__Exercise data__
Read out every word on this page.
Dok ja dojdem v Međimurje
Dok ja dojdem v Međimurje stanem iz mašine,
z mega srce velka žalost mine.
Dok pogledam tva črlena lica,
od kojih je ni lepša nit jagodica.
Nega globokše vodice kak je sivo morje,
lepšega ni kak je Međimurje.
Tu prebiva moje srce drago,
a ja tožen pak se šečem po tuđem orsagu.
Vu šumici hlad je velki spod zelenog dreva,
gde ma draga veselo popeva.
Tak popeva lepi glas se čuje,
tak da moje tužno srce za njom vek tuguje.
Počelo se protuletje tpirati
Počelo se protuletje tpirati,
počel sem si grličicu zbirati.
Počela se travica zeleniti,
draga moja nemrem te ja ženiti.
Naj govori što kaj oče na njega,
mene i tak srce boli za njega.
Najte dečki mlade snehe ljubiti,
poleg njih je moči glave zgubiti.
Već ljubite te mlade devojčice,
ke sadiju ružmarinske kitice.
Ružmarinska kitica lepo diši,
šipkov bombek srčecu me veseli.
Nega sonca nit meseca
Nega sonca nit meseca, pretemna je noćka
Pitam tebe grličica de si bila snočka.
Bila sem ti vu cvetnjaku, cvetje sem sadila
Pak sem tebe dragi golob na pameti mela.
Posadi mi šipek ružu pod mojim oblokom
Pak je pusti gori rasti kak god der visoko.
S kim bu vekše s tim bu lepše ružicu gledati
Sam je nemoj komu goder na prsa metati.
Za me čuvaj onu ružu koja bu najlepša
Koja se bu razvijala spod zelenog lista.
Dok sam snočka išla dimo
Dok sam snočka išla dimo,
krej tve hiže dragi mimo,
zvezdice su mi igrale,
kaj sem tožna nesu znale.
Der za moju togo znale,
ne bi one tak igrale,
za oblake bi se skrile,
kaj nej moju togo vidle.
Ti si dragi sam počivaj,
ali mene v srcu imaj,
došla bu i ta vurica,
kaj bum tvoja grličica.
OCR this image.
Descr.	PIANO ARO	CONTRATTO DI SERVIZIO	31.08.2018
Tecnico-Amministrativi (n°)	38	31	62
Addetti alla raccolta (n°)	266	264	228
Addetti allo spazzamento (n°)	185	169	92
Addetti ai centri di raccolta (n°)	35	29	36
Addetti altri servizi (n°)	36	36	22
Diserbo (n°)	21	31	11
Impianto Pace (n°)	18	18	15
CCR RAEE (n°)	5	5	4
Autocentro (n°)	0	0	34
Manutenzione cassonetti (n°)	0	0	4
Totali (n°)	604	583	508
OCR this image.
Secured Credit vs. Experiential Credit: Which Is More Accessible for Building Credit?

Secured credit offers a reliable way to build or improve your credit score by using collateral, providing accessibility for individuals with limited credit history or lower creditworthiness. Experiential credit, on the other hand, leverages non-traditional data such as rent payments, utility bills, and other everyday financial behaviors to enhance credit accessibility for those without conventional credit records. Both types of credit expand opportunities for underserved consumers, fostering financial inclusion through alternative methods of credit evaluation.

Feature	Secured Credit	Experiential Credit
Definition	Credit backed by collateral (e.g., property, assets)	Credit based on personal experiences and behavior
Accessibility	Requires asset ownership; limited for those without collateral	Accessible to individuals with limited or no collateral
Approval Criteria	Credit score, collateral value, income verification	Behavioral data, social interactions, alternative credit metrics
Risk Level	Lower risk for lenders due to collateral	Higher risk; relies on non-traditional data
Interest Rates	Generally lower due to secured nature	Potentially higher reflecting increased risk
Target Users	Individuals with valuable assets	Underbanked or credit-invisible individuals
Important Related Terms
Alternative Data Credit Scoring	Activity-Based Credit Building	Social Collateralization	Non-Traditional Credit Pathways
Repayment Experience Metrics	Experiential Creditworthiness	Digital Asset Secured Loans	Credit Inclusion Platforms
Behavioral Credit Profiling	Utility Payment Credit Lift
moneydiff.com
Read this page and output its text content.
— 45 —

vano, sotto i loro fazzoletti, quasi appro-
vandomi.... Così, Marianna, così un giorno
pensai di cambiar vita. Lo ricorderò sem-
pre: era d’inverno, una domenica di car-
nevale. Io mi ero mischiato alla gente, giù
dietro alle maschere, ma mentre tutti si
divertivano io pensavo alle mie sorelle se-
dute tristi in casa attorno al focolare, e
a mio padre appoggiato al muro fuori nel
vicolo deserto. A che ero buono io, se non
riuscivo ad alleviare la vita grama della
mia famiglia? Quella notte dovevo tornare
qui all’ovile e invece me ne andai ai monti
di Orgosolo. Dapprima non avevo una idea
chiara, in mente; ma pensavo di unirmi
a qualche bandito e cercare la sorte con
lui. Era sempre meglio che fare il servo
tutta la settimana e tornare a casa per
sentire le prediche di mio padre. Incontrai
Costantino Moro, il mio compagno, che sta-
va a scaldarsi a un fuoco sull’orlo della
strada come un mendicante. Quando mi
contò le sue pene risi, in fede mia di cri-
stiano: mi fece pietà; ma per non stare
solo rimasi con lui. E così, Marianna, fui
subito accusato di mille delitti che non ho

__Stated exercise__
Of the lines in the material, how many hold the word "meseca"? Reply with the number only.

__Result of this task__
2